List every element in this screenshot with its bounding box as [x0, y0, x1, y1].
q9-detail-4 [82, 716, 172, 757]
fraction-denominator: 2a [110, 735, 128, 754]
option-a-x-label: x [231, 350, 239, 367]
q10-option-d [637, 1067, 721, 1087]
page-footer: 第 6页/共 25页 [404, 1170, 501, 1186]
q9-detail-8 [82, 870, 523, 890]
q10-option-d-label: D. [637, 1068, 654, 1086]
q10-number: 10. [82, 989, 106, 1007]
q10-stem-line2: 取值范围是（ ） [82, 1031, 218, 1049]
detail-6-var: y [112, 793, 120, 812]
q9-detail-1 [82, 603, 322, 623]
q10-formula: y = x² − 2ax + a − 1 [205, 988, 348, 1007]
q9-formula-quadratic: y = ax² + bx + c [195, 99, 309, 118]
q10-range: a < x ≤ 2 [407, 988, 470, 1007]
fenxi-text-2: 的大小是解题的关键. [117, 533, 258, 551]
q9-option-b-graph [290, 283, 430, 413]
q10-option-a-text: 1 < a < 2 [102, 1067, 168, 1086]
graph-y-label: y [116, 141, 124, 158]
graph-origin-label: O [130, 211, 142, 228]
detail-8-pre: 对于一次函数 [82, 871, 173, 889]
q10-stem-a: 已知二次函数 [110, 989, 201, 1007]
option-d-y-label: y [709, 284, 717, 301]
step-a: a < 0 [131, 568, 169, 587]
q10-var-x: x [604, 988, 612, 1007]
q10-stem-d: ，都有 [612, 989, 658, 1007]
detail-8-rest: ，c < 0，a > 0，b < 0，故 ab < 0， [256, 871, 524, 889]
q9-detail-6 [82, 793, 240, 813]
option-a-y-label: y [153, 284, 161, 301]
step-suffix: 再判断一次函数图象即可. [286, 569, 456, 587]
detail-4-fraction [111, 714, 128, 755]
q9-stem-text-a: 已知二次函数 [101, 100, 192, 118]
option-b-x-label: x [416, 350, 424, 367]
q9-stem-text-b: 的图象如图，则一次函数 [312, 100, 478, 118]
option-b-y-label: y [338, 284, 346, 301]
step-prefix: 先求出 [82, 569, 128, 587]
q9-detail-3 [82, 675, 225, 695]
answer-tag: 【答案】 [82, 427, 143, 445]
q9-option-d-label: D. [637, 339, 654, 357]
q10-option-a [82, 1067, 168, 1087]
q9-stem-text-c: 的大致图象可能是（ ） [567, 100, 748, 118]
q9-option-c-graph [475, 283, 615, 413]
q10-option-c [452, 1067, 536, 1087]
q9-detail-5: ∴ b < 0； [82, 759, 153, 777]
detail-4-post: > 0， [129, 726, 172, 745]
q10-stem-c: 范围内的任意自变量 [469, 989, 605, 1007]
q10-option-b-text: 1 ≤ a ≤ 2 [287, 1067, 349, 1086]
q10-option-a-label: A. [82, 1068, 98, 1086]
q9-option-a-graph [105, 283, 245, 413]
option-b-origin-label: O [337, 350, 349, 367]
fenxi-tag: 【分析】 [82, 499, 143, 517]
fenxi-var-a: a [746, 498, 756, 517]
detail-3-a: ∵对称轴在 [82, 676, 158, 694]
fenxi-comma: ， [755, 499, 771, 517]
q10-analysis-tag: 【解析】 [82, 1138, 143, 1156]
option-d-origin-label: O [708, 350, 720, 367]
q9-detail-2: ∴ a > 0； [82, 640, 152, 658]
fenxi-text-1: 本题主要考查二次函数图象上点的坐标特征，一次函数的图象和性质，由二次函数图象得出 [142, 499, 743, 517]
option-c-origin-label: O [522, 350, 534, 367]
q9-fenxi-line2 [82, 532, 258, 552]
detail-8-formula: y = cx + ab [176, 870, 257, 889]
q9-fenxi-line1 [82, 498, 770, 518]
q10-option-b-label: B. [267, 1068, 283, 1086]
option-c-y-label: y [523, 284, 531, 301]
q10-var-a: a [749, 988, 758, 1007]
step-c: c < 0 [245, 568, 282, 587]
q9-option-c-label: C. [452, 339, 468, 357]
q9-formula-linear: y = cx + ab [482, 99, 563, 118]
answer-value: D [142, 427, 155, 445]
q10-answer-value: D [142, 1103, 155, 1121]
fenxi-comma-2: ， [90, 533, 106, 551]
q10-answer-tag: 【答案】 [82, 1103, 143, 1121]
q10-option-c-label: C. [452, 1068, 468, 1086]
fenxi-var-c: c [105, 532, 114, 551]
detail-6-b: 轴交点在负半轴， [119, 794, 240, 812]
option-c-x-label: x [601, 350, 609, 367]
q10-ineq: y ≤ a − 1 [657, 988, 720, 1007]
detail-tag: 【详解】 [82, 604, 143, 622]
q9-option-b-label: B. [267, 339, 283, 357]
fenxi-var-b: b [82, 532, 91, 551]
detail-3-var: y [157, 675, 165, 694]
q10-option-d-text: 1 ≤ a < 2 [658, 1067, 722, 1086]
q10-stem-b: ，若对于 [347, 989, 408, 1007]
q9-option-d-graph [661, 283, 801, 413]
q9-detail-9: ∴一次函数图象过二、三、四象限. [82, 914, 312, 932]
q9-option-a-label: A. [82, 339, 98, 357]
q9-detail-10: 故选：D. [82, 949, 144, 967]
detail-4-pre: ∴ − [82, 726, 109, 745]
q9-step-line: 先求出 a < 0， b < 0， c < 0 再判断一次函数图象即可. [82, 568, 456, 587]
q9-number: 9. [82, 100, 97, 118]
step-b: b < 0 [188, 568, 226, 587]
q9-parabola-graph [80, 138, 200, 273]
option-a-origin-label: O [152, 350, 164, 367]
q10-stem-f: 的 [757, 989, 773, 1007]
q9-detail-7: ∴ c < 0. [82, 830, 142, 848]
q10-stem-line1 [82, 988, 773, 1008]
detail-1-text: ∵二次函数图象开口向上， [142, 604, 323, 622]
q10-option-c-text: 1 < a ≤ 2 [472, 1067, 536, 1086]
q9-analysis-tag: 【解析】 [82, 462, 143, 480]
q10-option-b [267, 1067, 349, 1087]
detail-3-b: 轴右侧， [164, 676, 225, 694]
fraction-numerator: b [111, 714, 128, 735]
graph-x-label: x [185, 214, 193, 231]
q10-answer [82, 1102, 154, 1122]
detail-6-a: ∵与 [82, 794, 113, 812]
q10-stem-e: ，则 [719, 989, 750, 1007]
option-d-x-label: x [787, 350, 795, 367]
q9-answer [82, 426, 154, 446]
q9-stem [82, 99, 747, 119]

◆ Problem statement
Copy every row above exactly as it appears, in the same order.

◆ Solution to the problem
List every element in this screenshot with its bounding box as [x0, y0, x1, y1].
q9-detail-4 [82, 716, 172, 757]
fraction-denominator: 2a [110, 735, 128, 754]
option-a-x-label: x [231, 350, 239, 367]
q10-option-d [637, 1067, 721, 1087]
page-footer: 第 6页/共 25页 [404, 1170, 501, 1186]
q9-detail-8 [82, 870, 523, 890]
q10-option-d-label: D. [637, 1068, 654, 1086]
q10-number: 10. [82, 989, 106, 1007]
q10-stem-line2: 取值范围是（ ） [82, 1031, 218, 1049]
detail-6-var: y [112, 793, 120, 812]
q9-detail-1 [82, 603, 322, 623]
q10-formula: y = x² − 2ax + a − 1 [205, 988, 348, 1007]
q9-formula-quadratic: y = ax² + bx + c [195, 99, 309, 118]
q10-range: a < x ≤ 2 [407, 988, 470, 1007]
fenxi-text-2: 的大小是解题的关键. [117, 533, 258, 551]
q9-option-b-graph [290, 283, 430, 413]
q10-option-a-text: 1 < a < 2 [102, 1067, 168, 1086]
graph-y-label: y [116, 141, 124, 158]
graph-origin-label: O [130, 211, 142, 228]
detail-8-pre: 对于一次函数 [82, 871, 173, 889]
q10-stem-a: 已知二次函数 [110, 989, 201, 1007]
option-d-y-label: y [709, 284, 717, 301]
step-a: a < 0 [131, 568, 169, 587]
q10-var-x: x [604, 988, 612, 1007]
q10-stem-d: ，都有 [612, 989, 658, 1007]
detail-8-rest: ，c < 0，a > 0，b < 0，故 ab < 0， [256, 871, 524, 889]
q9-detail-6 [82, 793, 240, 813]
option-a-y-label: y [153, 284, 161, 301]
step-suffix: 再判断一次函数图象即可. [286, 569, 456, 587]
detail-4-fraction [111, 714, 128, 755]
q9-stem-text-a: 已知二次函数 [101, 100, 192, 118]
option-b-x-label: x [416, 350, 424, 367]
q9-stem-text-b: 的图象如图，则一次函数 [312, 100, 478, 118]
option-b-y-label: y [338, 284, 346, 301]
step-prefix: 先求出 [82, 569, 128, 587]
q9-detail-3 [82, 675, 225, 695]
answer-tag: 【答案】 [82, 427, 143, 445]
q9-option-d-label: D. [637, 339, 654, 357]
q10-option-a [82, 1067, 168, 1087]
q9-stem-text-c: 的大致图象可能是（ ） [567, 100, 748, 118]
q9-option-c-graph [475, 283, 615, 413]
q10-option-c [452, 1067, 536, 1087]
q9-detail-5: ∴ b < 0； [82, 759, 153, 777]
detail-4-post: > 0， [129, 726, 172, 745]
q10-stem-c: 范围内的任意自变量 [469, 989, 605, 1007]
q10-option-b-text: 1 ≤ a ≤ 2 [287, 1067, 349, 1086]
q10-option-a-label: A. [82, 1068, 98, 1086]
q9-option-a-graph [105, 283, 245, 413]
option-b-origin-label: O [337, 350, 349, 367]
fenxi-tag: 【分析】 [82, 499, 143, 517]
fenxi-var-a: a [746, 498, 756, 517]
detail-3-a: ∵对称轴在 [82, 676, 158, 694]
fenxi-comma: ， [755, 499, 771, 517]
q10-analysis-tag: 【解析】 [82, 1138, 143, 1156]
option-d-origin-label: O [708, 350, 720, 367]
q9-detail-2: ∴ a > 0； [82, 640, 152, 658]
fenxi-text-1: 本题主要考查二次函数图象上点的坐标特征，一次函数的图象和性质，由二次函数图象得出 [142, 499, 743, 517]
option-c-origin-label: O [522, 350, 534, 367]
q9-fenxi-line2 [82, 532, 258, 552]
detail-8-formula: y = cx + ab [176, 870, 257, 889]
q9-fenxi-line1 [82, 498, 770, 518]
q10-option-b-label: B. [267, 1068, 283, 1086]
option-c-y-label: y [523, 284, 531, 301]
q10-var-a: a [749, 988, 758, 1007]
step-c: c < 0 [245, 568, 282, 587]
q9-option-c-label: C. [452, 339, 468, 357]
q9-formula-linear: y = cx + ab [482, 99, 563, 118]
answer-value: D [142, 427, 155, 445]
q10-answer-value: D [142, 1103, 155, 1121]
fenxi-comma-2: ， [90, 533, 106, 551]
q10-answer-tag: 【答案】 [82, 1103, 143, 1121]
q10-option-c-label: C. [452, 1068, 468, 1086]
fenxi-var-c: c [105, 532, 114, 551]
detail-6-b: 轴交点在负半轴， [119, 794, 240, 812]
option-c-x-label: x [601, 350, 609, 367]
q10-ineq: y ≤ a − 1 [657, 988, 720, 1007]
detail-tag: 【详解】 [82, 604, 143, 622]
q9-option-b-label: B. [267, 339, 283, 357]
fenxi-var-b: b [82, 532, 91, 551]
detail-3-var: y [157, 675, 165, 694]
q10-option-d-text: 1 ≤ a < 2 [658, 1067, 722, 1086]
q10-stem-b: ，若对于 [347, 989, 408, 1007]
q9-option-d-graph [661, 283, 801, 413]
q9-detail-9: ∴一次函数图象过二、三、四象限. [82, 914, 312, 932]
q9-option-a-label: A. [82, 339, 98, 357]
q9-detail-10: 故选：D. [82, 949, 144, 967]
detail-4-pre: ∴ − [82, 726, 109, 745]
q9-step-line: 先求出 a < 0， b < 0， c < 0 再判断一次函数图象即可. [82, 568, 456, 587]
q9-number: 9. [82, 100, 97, 118]
step-b: b < 0 [188, 568, 226, 587]
q9-parabola-graph [80, 138, 200, 273]
option-a-origin-label: O [152, 350, 164, 367]
q10-stem-f: 的 [757, 989, 773, 1007]
q9-detail-7: ∴ c < 0. [82, 830, 142, 848]
q10-stem-line1 [82, 988, 773, 1008]
detail-1-text: ∵二次函数图象开口向上， [142, 604, 323, 622]
q10-option-c-text: 1 < a ≤ 2 [472, 1067, 536, 1086]
q9-analysis-tag: 【解析】 [82, 462, 143, 480]
q10-option-b [267, 1067, 349, 1087]
detail-3-b: 轴右侧， [164, 676, 225, 694]
fraction-numerator: b [111, 714, 128, 735]
graph-x-label: x [185, 214, 193, 231]
q10-answer [82, 1102, 154, 1122]
detail-6-a: ∵与 [82, 794, 113, 812]
q10-stem-e: ，则 [719, 989, 750, 1007]
option-d-x-label: x [787, 350, 795, 367]
q9-answer [82, 426, 154, 446]
q9-stem [82, 99, 747, 119]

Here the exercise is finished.